▶ [SET EXERCISE] Keep every line where the word "terms" appears; drop the rest.
++++ EXCERPTED DATA ++++
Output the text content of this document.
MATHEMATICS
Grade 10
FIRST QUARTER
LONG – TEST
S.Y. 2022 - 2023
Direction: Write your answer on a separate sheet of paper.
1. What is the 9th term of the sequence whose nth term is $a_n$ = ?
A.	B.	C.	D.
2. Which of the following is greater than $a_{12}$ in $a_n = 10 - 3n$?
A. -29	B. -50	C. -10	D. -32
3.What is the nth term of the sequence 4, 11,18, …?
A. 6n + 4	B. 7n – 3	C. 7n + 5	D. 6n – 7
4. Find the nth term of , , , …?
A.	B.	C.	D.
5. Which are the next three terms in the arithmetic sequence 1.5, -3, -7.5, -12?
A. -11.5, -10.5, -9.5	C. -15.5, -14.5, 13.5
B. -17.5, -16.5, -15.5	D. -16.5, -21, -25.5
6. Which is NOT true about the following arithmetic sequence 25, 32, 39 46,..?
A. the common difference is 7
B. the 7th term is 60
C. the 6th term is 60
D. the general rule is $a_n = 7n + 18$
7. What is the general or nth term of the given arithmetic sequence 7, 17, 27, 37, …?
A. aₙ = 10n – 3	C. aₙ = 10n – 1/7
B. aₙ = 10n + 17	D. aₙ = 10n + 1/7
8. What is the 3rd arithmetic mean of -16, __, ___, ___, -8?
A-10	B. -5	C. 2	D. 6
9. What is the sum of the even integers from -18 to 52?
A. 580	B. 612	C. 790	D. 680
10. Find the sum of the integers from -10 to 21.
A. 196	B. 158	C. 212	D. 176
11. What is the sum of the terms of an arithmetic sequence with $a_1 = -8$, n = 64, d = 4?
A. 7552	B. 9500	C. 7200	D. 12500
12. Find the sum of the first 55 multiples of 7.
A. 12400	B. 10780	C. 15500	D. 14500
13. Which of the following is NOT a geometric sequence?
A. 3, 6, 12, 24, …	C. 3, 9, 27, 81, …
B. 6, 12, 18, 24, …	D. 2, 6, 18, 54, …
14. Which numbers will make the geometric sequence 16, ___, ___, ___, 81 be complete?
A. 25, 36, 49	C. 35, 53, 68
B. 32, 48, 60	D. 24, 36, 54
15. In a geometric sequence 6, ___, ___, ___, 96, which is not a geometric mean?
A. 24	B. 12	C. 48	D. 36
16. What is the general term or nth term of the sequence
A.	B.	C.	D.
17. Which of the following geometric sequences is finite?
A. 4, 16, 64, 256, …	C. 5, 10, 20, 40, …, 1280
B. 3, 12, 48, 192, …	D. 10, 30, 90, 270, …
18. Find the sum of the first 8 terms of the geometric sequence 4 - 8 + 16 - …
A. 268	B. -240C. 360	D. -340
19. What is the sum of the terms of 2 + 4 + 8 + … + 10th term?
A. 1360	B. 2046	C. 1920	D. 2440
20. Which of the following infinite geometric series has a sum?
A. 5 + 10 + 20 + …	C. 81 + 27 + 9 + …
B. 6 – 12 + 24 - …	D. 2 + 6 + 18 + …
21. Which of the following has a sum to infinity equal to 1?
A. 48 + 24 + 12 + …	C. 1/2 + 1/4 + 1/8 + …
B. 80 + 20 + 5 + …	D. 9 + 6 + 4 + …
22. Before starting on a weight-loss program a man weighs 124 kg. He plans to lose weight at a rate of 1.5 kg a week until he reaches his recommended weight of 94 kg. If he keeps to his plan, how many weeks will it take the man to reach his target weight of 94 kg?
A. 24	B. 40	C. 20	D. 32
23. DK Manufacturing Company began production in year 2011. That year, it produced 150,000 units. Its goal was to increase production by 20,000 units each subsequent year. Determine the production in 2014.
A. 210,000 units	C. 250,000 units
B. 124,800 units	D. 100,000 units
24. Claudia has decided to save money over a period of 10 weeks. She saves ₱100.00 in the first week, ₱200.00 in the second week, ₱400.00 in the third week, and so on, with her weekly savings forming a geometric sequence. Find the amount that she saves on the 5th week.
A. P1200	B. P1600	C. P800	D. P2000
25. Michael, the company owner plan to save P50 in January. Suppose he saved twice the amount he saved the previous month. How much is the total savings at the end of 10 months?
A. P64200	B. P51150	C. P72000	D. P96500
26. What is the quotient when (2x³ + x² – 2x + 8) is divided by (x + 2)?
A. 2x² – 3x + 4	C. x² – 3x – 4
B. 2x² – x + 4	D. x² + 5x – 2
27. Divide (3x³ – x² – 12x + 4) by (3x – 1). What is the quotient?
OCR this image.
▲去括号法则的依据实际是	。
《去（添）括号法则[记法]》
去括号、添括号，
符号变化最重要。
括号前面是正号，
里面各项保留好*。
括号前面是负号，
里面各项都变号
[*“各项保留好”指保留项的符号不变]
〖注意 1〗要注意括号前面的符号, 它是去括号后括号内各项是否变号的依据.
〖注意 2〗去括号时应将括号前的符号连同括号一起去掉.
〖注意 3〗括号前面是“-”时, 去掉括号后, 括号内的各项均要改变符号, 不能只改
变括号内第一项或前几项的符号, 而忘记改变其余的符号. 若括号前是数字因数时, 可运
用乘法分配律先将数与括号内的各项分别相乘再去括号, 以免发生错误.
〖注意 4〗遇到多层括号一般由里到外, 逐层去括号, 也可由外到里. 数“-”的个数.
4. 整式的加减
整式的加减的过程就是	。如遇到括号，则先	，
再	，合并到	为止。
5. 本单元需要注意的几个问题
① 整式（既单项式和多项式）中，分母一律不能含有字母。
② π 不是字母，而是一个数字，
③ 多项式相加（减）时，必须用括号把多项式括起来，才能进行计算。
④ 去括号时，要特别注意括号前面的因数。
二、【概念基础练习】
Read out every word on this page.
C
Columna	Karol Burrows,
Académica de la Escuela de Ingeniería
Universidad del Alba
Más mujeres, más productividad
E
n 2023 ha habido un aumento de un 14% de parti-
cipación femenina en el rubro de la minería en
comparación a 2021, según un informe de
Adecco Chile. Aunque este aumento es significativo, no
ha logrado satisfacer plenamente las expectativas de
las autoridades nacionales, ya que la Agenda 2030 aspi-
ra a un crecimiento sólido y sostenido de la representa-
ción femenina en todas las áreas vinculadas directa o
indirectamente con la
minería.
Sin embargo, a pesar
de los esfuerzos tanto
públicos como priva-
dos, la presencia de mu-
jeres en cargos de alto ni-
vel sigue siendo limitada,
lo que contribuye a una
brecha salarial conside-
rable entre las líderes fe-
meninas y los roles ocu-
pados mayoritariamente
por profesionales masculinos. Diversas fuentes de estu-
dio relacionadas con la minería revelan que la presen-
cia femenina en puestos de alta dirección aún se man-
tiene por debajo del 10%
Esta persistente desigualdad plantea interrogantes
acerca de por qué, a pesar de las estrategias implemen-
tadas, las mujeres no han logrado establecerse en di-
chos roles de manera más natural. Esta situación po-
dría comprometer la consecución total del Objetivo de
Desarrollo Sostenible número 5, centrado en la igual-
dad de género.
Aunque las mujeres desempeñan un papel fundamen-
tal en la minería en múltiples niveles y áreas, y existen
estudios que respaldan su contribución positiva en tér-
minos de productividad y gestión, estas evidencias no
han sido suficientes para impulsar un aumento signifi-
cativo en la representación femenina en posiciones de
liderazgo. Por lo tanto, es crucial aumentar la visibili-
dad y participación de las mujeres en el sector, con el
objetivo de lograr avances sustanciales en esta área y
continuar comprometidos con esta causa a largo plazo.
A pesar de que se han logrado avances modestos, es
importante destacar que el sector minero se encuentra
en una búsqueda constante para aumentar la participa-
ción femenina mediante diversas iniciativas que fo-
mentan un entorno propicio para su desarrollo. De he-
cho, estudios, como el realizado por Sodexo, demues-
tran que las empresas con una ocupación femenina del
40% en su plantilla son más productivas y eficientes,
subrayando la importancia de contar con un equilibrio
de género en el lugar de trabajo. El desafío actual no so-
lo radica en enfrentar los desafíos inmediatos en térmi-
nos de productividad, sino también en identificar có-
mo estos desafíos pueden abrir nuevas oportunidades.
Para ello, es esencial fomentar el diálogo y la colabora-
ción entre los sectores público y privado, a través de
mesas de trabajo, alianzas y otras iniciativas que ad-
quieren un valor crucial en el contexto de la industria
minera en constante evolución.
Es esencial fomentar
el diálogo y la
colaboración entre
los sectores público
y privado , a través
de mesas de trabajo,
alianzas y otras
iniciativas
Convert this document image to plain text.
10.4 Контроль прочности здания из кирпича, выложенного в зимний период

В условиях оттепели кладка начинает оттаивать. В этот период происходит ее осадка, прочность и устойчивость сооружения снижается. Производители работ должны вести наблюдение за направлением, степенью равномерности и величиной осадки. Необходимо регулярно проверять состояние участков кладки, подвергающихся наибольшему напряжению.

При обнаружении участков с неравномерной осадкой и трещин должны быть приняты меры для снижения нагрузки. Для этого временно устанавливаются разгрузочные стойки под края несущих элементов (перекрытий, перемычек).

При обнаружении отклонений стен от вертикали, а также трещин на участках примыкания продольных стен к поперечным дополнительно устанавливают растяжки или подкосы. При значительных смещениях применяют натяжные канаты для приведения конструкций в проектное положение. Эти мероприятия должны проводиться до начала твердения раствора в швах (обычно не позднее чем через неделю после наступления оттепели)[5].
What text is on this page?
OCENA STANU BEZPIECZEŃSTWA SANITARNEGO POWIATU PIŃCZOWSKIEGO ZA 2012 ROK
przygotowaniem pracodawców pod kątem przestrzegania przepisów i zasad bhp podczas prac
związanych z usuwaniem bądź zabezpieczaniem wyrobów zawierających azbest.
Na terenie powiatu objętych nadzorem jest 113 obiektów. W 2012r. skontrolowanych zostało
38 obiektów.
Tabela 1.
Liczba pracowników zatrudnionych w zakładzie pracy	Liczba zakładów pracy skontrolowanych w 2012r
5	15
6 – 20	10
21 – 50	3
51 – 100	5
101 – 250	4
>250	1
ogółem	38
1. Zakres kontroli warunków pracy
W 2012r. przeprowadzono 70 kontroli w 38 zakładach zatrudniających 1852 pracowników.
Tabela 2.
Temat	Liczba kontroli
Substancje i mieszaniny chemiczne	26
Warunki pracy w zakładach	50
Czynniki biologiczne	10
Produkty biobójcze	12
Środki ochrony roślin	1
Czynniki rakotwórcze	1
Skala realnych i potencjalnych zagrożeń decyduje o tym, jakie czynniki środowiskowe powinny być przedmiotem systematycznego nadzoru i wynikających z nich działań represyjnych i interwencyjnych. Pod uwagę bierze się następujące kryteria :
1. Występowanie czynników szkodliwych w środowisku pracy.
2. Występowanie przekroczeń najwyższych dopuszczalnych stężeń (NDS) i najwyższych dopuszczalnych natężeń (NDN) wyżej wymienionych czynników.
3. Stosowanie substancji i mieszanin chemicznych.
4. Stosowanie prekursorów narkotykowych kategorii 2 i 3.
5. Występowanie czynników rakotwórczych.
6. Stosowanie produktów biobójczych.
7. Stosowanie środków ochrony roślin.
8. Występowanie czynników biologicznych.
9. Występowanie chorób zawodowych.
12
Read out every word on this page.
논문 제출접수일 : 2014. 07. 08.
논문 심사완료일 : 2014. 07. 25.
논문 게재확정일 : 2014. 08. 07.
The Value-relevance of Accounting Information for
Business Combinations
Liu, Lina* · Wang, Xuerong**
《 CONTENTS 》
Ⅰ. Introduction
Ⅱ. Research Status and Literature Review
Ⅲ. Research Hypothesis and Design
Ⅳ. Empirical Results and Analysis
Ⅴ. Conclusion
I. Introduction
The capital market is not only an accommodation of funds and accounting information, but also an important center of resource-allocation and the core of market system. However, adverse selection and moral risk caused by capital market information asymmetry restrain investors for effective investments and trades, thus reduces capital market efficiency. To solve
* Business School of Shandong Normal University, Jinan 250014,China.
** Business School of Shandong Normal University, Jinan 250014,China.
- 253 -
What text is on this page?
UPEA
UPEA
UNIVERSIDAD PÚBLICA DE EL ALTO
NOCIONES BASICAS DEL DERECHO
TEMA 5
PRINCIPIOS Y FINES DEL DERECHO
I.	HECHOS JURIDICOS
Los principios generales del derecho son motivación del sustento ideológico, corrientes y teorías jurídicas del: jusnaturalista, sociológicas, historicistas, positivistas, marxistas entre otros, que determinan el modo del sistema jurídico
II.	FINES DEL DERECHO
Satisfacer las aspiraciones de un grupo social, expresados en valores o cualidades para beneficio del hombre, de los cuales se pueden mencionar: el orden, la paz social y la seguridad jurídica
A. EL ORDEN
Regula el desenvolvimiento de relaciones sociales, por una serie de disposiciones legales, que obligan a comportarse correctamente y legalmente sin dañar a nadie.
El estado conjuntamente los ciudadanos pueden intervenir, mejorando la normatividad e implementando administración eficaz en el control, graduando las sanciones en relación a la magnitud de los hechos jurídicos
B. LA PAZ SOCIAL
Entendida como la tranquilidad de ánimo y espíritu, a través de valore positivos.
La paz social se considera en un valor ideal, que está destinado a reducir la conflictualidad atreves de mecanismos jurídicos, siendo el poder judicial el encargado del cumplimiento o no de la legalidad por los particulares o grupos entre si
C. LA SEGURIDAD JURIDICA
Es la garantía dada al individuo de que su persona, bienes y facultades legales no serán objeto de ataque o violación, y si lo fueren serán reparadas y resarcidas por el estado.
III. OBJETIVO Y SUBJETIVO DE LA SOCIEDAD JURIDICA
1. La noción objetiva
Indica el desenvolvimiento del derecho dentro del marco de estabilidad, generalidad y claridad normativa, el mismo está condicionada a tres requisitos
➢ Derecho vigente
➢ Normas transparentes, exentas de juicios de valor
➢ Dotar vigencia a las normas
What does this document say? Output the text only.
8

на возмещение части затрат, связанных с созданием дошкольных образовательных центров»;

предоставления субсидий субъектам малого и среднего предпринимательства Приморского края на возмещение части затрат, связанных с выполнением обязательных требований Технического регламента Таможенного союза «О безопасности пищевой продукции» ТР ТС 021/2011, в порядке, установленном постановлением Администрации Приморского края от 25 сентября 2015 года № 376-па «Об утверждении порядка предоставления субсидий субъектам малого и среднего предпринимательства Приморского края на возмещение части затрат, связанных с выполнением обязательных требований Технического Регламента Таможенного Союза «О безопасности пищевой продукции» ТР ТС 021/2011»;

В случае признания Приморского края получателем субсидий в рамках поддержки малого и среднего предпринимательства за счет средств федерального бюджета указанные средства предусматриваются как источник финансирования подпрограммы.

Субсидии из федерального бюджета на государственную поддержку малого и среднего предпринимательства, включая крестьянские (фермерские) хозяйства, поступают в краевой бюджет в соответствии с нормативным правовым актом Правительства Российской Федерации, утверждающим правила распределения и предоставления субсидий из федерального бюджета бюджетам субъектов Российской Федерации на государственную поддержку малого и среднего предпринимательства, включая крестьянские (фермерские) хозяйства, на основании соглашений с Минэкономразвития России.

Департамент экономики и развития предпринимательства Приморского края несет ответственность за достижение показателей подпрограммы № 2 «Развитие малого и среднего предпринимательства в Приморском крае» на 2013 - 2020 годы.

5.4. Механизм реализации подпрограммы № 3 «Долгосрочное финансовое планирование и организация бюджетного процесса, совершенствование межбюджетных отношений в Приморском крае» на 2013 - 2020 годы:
++++
▶ [SOLUTION FOR THIS PROBLEM]
5. Which are the next three terms in the arithmetic sequence 1.5, -3, -7.5, -12?
11. What is the sum of the terms of an arithmetic sequence with $a_1 = -8$, n = 64, d = 4?
18. Find the sum of the first 8 terms of the geometric sequence 4 - 8 + 16 - …
19. What is the sum of the terms of 2 + 4 + 8 + … + 10th term?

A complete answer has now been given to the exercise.